Written task: Lift out all lines below that contain "Günlük".
━━ Record excerpts
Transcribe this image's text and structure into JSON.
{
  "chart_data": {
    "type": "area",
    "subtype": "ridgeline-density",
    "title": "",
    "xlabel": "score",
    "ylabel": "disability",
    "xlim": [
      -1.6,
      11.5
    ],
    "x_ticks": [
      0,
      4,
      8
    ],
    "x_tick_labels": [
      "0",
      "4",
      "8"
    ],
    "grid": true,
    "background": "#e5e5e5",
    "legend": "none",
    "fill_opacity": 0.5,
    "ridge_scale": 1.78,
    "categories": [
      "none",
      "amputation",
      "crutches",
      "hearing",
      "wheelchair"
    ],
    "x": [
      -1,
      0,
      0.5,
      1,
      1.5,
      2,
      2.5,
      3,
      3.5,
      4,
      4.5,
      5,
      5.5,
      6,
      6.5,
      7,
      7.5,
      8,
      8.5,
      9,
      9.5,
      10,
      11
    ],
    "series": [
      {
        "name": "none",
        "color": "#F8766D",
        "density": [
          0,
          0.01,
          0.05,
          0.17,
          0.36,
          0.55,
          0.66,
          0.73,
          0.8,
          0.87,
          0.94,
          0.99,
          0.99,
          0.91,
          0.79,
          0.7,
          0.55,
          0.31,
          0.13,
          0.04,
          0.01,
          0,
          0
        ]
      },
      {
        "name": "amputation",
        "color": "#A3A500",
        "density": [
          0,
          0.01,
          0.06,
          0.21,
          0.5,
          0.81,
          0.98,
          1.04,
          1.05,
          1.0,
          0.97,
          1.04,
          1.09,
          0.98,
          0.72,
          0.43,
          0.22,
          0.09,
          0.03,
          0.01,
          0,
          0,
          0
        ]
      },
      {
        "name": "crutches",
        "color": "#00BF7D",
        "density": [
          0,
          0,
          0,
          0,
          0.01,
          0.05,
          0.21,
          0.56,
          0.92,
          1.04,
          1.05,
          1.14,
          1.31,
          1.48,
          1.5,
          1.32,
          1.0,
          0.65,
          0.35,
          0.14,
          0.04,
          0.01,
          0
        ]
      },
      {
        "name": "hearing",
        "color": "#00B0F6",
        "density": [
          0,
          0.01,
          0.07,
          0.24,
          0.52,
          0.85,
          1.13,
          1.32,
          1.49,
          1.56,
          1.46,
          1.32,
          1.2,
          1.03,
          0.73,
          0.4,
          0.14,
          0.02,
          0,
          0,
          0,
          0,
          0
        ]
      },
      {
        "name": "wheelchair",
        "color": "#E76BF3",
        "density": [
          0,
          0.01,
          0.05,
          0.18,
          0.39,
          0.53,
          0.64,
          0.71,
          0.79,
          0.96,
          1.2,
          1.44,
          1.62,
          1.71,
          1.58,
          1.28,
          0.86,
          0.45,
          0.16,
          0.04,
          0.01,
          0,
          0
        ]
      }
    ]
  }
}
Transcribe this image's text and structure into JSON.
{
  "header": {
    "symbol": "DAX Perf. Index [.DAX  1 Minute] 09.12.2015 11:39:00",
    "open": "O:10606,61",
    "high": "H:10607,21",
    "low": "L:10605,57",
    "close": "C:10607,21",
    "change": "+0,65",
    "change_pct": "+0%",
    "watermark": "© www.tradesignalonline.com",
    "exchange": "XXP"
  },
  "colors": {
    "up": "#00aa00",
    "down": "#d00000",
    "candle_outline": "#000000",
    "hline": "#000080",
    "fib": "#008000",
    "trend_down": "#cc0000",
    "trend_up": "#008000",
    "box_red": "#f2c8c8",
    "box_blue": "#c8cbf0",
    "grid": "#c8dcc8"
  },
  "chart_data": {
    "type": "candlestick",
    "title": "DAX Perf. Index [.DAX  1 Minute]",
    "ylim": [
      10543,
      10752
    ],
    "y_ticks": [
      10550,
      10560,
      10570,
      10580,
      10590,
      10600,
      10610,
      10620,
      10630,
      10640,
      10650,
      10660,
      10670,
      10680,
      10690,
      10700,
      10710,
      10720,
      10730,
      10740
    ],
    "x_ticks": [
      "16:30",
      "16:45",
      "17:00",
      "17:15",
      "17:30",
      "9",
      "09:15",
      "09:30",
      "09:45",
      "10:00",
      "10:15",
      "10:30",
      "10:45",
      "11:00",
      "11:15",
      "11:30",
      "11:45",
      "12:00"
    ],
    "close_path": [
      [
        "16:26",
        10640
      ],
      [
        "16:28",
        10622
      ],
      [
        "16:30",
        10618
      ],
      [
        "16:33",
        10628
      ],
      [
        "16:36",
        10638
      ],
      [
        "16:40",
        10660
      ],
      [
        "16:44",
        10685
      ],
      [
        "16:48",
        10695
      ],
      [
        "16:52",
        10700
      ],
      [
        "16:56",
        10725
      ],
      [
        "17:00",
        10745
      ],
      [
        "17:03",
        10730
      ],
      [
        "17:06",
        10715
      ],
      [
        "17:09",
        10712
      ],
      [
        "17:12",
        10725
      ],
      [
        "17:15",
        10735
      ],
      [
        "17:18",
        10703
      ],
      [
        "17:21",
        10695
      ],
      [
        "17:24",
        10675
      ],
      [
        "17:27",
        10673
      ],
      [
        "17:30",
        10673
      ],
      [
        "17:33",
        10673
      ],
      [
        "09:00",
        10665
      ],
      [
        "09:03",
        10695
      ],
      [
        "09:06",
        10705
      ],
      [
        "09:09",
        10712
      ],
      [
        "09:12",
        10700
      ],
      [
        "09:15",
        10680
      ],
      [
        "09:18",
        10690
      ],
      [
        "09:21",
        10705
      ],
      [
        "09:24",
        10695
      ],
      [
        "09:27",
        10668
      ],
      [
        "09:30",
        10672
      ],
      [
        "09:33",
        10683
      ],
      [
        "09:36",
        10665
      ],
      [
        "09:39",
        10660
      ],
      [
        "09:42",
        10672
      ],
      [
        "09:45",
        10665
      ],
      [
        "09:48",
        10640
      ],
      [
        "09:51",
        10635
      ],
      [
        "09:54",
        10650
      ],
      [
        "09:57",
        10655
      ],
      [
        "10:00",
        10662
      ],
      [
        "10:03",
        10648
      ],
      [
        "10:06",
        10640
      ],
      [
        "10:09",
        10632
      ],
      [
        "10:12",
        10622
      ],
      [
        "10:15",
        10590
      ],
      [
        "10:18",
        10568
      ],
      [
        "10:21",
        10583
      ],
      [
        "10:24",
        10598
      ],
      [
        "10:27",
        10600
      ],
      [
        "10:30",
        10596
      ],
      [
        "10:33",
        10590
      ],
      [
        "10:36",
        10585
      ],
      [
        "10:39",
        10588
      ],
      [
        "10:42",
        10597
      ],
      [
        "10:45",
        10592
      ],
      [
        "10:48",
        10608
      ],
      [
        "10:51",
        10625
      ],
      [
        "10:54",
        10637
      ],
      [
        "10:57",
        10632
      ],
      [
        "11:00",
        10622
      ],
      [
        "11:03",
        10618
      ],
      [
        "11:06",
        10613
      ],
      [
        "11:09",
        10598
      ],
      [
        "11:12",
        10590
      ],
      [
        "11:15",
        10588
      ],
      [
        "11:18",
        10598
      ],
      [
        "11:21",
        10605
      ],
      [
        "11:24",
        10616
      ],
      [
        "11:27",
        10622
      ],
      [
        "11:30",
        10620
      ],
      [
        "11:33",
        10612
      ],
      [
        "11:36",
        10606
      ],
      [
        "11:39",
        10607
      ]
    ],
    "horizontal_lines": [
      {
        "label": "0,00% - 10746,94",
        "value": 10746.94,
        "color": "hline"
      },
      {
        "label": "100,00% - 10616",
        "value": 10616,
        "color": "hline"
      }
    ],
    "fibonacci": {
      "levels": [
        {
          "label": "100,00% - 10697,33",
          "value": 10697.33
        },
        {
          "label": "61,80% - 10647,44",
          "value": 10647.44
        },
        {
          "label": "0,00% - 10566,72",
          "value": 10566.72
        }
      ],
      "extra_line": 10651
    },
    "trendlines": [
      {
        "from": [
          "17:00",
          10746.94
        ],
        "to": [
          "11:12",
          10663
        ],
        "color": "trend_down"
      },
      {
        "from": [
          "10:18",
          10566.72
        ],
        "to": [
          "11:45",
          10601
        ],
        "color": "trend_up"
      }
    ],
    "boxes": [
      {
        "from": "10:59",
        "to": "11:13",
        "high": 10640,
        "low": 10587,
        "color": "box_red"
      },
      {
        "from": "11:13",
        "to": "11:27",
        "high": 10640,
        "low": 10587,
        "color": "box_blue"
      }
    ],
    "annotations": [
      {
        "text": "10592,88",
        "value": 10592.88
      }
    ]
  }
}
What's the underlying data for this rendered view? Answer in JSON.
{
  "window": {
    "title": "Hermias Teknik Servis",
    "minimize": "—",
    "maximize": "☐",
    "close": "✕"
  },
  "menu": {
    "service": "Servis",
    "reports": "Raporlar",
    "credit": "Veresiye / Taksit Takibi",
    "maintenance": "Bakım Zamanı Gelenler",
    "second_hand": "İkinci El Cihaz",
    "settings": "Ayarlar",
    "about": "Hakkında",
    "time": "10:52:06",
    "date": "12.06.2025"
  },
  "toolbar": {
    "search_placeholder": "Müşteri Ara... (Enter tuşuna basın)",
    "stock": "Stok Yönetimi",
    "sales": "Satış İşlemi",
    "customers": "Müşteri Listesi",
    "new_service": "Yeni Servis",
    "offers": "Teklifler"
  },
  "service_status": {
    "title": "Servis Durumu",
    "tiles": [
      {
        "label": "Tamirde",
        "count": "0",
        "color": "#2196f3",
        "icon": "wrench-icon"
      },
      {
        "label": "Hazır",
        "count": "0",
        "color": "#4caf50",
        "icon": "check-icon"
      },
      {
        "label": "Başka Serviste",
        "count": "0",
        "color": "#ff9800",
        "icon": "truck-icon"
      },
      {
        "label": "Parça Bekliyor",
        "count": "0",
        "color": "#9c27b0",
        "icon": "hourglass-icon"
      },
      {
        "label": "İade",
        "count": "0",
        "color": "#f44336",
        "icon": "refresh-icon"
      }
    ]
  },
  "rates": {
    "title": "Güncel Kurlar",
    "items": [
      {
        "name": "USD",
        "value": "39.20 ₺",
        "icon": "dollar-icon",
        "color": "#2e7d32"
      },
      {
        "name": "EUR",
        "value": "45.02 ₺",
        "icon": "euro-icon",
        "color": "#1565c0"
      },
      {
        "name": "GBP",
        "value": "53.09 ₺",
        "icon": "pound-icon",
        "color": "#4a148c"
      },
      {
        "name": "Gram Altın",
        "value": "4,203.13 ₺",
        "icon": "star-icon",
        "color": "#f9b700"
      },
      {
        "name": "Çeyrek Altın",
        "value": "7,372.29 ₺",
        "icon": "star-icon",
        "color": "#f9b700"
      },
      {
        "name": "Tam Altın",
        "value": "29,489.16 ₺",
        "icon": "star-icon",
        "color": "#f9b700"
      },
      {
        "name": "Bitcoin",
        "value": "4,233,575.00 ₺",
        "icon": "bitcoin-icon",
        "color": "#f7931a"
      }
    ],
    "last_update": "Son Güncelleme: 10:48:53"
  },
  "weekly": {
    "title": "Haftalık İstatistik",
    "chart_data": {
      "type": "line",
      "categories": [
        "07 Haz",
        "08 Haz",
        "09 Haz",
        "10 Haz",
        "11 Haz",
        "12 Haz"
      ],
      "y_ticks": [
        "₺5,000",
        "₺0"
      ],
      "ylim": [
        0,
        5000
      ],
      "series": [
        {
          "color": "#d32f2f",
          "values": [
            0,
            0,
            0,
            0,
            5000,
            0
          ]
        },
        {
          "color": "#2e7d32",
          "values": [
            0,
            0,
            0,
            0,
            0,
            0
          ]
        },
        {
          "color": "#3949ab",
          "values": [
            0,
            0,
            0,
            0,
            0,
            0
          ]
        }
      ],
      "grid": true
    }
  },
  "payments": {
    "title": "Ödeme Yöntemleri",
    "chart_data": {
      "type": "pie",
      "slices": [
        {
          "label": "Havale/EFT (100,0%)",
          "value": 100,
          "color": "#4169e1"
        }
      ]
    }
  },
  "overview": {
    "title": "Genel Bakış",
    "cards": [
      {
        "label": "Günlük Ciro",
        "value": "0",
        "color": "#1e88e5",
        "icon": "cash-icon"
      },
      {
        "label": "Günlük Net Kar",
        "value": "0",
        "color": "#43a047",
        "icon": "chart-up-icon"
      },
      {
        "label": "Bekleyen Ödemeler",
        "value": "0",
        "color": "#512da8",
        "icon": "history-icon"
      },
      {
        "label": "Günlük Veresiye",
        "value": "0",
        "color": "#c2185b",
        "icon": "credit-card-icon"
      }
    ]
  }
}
━━━━
Reply to the task:
        "label": "Günlük Ciro",
        "label": "Günlük Net Kar",
        "label": "Günlük Veresiye",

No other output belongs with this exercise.